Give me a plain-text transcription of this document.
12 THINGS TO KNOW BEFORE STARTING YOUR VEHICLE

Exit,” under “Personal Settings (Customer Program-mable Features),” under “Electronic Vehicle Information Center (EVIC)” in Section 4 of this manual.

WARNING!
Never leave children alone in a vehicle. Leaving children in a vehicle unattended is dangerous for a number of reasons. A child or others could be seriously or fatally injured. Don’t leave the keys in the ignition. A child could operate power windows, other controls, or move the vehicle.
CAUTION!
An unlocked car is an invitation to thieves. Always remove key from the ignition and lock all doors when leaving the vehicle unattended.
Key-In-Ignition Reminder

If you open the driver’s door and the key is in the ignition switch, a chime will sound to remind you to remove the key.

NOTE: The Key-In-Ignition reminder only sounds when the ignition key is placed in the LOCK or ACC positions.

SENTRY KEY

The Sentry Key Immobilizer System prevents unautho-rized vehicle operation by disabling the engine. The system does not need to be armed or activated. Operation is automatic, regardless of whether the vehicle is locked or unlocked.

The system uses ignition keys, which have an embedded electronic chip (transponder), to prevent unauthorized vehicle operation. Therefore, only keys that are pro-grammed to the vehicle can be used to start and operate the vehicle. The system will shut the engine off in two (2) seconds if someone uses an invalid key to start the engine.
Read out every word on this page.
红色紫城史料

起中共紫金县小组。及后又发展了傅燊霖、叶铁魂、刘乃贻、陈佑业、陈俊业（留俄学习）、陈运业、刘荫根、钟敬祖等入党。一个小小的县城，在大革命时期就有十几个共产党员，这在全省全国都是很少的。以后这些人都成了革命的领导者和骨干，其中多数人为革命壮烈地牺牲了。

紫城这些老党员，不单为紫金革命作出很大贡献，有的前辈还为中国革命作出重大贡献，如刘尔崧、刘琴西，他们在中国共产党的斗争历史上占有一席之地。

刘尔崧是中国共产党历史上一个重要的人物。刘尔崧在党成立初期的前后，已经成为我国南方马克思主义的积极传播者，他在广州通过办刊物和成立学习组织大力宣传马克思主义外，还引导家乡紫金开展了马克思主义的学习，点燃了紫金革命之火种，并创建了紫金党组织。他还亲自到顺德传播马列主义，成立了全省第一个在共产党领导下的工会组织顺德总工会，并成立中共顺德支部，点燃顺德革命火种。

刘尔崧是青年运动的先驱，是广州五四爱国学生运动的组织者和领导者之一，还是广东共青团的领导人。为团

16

━━━━━━━━━━━━━━━━━━━━━━━━━━━━━━

Work instructions:
Using the entries above, return each line in which the word "operation" occurs.

Solution to this problem:
The Sentry Key Immobilizer System prevents unautho-rized vehicle operation by disabling the engine. The system does not need to be armed or activated. Operation is automatic, regardless of whether the vehicle is locked or unlocked.
The system uses ignition keys, which have an embedded electronic chip (transponder), to prevent unauthorized vehicle operation. Therefore, only keys that are pro-grammed to the vehicle can be used to start and operate the vehicle. The system will shut the engine off in two (2) seconds if someone uses an invalid key to start the engine.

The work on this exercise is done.